■ WRITTEN TASK ■
Among the lines listed below, count those that include the string "where", and state only the count.

──────── ENTRIES SUPPLIED

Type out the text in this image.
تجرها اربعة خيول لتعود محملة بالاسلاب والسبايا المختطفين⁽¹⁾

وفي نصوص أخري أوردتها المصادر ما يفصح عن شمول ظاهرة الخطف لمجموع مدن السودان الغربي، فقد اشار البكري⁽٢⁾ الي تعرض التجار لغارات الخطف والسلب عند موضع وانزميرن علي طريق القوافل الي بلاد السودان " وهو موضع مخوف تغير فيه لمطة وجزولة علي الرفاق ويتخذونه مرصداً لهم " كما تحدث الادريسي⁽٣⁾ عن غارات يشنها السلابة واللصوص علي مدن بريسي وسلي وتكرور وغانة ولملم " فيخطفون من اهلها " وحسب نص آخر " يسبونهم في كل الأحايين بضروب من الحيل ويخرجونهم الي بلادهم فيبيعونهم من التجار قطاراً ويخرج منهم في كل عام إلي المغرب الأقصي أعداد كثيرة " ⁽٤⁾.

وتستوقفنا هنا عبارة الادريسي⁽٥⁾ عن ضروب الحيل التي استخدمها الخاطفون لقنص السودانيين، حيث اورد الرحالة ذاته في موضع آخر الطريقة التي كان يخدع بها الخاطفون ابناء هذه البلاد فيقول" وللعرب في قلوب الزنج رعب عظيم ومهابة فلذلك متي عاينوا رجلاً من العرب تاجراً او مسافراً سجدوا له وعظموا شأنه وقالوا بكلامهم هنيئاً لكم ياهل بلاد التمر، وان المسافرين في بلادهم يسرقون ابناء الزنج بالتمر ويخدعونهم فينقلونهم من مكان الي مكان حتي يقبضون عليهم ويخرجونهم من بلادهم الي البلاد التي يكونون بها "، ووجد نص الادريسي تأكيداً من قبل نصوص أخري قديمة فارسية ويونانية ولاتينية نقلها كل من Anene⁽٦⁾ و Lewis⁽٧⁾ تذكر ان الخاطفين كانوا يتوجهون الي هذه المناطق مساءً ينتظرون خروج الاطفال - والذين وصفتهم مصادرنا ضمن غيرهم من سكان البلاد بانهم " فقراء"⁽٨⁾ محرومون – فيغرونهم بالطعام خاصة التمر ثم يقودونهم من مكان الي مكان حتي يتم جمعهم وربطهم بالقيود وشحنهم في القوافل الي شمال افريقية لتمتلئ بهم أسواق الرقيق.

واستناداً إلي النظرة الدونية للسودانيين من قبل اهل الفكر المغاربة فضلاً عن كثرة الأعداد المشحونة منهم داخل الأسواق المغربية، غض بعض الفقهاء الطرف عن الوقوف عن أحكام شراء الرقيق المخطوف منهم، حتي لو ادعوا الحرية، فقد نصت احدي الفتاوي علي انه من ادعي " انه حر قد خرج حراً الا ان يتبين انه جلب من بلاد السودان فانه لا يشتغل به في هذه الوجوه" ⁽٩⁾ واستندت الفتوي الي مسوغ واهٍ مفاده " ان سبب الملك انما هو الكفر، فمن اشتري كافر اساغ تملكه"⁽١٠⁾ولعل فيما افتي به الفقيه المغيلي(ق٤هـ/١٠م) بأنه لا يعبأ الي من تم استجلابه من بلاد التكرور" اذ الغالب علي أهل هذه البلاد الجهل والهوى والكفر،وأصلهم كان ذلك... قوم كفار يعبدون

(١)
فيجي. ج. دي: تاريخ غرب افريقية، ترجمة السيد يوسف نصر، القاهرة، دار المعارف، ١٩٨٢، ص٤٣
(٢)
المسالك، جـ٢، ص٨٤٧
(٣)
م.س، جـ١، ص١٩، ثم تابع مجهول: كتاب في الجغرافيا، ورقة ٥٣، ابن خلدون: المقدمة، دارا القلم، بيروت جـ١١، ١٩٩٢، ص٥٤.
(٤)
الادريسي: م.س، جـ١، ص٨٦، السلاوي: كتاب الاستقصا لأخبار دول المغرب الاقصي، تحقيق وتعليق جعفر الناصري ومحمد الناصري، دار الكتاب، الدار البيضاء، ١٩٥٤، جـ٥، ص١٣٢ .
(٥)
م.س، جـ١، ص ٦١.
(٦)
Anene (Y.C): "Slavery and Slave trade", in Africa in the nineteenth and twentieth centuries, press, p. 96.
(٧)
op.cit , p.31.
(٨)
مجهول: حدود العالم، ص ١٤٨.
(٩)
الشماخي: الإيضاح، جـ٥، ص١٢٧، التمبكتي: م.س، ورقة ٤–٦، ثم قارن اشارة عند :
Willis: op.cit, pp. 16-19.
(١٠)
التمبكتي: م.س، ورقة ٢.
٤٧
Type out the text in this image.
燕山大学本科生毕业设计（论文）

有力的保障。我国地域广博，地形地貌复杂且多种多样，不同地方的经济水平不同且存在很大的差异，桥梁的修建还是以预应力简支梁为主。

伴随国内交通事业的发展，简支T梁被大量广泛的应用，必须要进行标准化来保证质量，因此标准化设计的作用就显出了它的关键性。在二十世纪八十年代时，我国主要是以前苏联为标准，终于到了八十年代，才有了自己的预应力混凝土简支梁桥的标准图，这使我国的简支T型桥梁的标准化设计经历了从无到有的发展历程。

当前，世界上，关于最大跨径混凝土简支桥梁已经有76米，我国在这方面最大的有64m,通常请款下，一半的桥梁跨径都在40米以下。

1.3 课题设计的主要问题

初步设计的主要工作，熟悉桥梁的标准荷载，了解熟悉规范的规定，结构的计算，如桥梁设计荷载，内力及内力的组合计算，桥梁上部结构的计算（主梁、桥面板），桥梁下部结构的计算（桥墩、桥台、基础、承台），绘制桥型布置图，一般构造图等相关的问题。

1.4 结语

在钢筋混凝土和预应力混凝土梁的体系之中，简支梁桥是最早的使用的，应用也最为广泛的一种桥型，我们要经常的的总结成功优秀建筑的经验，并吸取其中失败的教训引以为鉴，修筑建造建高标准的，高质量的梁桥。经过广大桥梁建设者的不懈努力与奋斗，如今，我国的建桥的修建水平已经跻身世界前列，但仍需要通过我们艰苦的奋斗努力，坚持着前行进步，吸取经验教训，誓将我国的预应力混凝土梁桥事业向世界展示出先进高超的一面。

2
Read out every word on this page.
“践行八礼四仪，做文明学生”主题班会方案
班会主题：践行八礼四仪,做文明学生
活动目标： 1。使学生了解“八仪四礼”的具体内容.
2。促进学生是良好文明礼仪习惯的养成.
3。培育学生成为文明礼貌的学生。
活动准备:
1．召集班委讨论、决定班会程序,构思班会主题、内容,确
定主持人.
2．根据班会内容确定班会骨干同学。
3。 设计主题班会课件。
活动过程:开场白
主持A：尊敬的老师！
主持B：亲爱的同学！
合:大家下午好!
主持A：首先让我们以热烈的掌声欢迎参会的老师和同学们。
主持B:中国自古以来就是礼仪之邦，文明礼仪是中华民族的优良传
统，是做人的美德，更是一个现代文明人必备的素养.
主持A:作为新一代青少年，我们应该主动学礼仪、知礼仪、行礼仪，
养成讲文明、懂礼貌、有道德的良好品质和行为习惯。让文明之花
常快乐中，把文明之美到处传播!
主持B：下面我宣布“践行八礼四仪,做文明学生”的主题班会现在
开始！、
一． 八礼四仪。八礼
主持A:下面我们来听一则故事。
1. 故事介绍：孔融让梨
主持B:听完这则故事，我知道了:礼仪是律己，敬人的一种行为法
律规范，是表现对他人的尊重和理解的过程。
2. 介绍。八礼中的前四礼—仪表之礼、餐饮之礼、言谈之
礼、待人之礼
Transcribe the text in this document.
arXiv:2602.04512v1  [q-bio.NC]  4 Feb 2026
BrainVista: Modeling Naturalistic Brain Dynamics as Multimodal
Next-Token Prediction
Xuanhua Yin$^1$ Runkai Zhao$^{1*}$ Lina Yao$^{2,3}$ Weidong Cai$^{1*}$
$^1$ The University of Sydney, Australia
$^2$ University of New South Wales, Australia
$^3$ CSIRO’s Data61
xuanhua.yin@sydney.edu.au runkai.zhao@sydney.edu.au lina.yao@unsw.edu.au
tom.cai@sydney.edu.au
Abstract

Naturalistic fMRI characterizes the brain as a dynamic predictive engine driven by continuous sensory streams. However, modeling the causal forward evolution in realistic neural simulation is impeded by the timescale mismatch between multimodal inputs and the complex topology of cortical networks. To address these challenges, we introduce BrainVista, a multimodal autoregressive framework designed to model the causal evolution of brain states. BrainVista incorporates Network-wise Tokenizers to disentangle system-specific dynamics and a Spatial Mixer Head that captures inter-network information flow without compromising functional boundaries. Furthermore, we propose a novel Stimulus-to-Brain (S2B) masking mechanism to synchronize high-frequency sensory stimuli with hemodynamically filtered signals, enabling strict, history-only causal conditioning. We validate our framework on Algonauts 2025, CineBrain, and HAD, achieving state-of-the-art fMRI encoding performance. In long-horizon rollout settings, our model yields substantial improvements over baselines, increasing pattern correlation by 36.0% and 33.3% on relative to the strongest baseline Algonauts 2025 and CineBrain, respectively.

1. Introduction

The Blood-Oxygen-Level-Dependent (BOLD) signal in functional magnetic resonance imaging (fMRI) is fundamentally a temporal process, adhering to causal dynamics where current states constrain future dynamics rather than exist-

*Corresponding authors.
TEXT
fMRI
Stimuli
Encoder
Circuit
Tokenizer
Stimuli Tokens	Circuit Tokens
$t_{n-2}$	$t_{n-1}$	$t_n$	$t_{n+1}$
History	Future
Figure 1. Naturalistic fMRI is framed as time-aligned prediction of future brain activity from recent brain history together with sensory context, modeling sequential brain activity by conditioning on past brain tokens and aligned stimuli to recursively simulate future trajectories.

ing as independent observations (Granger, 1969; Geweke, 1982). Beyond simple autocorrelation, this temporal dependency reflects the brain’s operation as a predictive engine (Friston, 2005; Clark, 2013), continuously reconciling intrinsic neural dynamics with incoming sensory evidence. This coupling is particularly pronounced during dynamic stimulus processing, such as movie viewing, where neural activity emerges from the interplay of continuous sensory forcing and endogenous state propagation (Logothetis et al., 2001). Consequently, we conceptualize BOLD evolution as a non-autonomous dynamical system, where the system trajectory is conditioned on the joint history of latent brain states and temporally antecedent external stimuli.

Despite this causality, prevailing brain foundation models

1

────────────────

■ RESPONSE TO THE EXERCISE ■
2